[Objective]
From the entries below, list each line with "Unsur".

■ ■ ■

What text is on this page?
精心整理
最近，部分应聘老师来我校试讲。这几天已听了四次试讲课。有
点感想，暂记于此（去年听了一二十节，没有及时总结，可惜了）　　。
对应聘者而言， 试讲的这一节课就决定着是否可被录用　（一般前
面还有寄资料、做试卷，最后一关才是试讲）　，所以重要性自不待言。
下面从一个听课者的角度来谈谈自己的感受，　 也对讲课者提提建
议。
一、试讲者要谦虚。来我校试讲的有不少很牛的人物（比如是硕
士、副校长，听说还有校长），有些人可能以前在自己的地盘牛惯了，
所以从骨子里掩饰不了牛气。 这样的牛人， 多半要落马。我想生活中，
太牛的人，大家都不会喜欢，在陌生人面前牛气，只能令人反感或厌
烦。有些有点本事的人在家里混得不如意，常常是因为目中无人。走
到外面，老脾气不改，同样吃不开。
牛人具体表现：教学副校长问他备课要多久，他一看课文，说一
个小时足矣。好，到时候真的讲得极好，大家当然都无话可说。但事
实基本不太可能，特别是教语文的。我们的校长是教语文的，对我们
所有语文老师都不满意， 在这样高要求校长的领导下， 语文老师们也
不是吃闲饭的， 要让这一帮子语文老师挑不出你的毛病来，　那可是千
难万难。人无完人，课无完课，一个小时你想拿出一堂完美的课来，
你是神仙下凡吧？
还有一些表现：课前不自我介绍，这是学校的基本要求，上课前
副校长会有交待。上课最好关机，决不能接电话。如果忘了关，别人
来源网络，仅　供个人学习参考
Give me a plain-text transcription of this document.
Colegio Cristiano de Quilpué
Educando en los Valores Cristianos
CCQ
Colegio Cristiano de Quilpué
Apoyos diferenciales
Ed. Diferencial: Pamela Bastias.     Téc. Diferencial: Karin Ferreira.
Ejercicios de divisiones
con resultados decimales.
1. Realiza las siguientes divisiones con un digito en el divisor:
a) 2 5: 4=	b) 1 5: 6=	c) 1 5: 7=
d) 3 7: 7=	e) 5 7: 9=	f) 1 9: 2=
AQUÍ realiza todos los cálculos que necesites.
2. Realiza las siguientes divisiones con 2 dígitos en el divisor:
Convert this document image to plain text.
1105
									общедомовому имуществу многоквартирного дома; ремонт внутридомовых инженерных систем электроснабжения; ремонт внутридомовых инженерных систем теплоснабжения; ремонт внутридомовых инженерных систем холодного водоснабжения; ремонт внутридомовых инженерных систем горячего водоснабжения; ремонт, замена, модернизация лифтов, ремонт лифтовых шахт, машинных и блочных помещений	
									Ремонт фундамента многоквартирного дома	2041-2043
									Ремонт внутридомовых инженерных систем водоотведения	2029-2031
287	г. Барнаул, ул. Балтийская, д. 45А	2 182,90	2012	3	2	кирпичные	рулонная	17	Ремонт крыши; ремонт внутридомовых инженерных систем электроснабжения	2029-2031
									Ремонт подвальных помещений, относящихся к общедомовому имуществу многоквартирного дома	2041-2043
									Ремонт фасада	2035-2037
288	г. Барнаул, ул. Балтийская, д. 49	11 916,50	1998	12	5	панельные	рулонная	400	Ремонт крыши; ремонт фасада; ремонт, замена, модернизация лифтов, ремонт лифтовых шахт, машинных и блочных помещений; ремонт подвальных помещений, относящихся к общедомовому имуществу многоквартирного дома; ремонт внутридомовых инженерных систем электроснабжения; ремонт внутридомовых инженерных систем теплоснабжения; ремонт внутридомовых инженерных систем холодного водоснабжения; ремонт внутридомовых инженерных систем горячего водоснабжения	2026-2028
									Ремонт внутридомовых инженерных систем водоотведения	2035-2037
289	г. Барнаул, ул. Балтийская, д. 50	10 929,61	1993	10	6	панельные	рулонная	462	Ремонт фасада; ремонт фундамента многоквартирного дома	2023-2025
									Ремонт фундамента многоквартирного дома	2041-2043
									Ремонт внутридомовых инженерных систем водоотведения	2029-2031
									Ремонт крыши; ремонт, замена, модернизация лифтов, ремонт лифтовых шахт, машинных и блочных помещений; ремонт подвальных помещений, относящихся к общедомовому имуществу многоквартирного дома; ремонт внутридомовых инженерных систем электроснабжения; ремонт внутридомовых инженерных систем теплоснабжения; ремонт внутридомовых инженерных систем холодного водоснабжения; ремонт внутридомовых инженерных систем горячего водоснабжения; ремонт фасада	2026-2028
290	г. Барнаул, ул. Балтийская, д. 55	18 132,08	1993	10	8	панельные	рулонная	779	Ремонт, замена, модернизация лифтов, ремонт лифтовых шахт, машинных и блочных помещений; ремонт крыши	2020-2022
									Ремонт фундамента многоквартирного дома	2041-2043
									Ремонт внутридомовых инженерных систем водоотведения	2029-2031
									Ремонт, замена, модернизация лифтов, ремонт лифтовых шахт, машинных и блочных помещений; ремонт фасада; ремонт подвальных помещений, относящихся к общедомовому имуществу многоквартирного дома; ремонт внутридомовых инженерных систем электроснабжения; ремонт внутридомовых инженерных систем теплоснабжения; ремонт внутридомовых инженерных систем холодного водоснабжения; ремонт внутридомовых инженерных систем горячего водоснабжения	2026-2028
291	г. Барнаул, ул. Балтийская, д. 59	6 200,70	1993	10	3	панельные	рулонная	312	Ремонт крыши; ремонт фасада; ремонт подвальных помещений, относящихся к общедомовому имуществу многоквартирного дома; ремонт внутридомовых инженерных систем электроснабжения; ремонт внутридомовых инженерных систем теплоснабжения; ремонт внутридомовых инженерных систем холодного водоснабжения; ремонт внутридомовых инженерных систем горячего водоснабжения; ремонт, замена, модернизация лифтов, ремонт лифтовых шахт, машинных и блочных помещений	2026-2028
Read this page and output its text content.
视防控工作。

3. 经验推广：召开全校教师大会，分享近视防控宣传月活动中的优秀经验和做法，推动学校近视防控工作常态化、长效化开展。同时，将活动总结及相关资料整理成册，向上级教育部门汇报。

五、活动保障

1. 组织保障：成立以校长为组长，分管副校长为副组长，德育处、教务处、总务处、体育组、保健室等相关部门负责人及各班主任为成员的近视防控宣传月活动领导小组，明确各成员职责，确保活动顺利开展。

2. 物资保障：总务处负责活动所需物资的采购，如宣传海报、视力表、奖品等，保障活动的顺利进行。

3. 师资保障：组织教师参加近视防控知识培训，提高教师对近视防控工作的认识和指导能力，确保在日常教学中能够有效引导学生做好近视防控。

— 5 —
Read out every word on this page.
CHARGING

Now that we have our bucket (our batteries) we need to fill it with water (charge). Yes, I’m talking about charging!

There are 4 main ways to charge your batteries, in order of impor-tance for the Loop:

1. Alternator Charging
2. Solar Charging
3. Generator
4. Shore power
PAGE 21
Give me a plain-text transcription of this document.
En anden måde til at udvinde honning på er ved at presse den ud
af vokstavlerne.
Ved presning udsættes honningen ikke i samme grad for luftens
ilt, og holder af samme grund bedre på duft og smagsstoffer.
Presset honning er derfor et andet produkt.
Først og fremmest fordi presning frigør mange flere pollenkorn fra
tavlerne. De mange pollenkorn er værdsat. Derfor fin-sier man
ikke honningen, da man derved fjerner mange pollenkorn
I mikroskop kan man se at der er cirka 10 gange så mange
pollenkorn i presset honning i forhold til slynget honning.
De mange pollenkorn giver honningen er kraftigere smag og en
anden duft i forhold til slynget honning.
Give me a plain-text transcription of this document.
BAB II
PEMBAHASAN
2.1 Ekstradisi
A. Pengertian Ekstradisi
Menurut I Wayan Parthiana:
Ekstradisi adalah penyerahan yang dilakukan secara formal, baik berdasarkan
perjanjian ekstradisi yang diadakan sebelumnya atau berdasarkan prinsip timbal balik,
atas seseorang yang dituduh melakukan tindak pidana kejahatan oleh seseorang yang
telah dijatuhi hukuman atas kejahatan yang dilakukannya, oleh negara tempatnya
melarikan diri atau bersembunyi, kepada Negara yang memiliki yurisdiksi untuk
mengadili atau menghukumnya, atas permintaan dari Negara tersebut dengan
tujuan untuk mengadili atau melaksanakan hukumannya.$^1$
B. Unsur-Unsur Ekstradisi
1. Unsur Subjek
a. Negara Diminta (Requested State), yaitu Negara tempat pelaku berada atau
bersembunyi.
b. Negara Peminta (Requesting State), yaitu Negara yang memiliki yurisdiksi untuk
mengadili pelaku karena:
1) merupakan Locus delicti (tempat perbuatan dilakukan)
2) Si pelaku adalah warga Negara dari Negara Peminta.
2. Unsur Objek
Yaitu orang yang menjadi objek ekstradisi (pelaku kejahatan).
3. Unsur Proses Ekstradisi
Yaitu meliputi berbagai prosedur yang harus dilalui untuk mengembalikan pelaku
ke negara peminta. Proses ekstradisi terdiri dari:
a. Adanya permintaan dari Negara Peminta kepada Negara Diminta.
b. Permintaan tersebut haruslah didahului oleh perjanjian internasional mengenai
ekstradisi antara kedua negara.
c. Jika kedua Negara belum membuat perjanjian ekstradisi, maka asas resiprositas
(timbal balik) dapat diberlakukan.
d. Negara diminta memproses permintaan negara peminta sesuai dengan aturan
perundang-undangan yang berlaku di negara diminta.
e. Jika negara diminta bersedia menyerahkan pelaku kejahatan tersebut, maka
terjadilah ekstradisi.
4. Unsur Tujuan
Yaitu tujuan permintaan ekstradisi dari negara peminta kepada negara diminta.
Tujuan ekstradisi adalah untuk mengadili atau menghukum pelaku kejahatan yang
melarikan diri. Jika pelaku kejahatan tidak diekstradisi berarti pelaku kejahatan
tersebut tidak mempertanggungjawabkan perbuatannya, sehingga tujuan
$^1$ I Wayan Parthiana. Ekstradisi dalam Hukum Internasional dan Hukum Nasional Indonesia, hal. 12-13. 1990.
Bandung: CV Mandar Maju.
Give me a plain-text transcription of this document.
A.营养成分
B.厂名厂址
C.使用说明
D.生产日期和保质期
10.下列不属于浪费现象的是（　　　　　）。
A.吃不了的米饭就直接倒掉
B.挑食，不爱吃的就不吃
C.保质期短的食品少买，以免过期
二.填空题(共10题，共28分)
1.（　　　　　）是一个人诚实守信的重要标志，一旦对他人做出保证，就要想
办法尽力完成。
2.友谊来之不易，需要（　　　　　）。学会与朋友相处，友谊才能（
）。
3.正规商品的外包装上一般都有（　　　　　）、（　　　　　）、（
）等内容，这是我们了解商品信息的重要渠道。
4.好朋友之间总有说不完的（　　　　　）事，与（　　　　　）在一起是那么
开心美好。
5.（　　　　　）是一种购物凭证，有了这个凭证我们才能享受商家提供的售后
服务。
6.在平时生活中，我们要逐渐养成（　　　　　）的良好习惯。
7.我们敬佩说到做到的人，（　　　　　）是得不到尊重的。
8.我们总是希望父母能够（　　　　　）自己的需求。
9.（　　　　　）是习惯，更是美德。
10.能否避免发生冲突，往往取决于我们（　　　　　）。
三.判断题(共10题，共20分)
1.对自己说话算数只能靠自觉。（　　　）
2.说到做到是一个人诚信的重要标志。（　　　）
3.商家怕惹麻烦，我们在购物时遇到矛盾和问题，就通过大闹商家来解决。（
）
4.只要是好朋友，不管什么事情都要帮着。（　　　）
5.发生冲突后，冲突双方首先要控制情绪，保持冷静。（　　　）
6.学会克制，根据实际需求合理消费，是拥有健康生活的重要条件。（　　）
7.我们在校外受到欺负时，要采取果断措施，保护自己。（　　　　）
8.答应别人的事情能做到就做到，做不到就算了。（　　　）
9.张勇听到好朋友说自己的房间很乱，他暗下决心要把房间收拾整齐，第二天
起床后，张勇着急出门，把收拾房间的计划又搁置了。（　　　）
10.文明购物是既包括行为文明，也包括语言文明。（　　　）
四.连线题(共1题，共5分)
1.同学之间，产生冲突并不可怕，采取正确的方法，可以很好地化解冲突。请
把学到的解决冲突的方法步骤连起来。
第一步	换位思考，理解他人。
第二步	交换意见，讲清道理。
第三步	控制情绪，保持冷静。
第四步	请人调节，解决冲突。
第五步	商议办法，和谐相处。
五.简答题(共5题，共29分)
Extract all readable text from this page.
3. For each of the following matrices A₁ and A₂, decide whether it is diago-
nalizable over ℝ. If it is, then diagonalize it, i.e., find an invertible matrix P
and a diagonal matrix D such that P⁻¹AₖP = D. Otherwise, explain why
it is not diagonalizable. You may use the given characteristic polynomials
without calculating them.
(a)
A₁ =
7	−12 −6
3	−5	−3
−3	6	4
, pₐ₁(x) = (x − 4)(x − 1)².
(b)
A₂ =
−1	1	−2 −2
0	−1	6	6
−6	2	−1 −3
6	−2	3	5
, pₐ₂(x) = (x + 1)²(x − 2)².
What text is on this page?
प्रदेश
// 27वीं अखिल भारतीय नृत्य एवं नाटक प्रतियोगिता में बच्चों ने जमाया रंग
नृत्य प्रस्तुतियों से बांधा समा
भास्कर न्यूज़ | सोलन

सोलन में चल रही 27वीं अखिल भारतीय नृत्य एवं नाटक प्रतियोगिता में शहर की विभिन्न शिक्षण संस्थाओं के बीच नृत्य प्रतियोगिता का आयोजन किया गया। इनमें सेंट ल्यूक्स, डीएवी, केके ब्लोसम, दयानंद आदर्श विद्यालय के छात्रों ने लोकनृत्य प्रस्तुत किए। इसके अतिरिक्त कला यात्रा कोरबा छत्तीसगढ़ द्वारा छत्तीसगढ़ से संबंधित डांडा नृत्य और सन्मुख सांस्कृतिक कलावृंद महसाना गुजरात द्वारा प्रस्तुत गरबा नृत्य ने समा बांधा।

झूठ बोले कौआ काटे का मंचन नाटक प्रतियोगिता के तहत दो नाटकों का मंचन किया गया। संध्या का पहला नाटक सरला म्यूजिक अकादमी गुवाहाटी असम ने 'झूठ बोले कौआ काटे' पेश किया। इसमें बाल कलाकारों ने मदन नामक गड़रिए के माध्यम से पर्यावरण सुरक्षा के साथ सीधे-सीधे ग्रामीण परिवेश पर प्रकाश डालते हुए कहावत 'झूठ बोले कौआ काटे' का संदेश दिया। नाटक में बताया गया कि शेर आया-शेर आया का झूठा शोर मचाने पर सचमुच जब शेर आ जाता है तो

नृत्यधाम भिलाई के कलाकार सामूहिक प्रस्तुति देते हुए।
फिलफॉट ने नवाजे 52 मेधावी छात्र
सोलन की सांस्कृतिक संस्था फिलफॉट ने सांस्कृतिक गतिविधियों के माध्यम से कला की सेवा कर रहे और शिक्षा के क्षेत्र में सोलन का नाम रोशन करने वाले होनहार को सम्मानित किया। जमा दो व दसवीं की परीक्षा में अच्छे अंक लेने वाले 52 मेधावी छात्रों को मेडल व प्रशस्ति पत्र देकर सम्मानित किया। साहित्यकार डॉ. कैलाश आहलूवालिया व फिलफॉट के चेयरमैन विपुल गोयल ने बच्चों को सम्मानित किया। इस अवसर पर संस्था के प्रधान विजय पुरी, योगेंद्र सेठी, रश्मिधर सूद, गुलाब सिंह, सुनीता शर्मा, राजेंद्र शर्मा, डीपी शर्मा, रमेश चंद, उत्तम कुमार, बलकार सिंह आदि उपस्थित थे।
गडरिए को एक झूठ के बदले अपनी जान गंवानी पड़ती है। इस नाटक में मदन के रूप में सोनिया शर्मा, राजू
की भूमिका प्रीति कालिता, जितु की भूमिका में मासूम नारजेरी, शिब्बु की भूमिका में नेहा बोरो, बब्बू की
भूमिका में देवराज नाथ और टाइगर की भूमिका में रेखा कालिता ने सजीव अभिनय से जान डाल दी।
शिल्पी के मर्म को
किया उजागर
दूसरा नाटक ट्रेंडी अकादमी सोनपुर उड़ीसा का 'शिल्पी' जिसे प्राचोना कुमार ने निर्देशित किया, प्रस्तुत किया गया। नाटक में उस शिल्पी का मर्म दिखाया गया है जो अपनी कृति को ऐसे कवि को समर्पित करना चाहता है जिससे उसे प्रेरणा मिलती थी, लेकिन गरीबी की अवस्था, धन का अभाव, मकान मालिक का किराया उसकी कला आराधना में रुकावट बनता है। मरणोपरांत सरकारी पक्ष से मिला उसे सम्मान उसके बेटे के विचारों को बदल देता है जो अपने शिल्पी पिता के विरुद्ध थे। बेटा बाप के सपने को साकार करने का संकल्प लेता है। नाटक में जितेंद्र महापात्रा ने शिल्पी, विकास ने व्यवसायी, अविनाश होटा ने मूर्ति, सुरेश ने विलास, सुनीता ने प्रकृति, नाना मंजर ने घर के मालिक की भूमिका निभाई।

■ ■ ■

[Solution for this task]
B. Unsur-Unsur Ekstradisi
1. Unsur Subjek
2. Unsur Objek
3. Unsur Proses Ekstradisi
4. Unsur Tujuan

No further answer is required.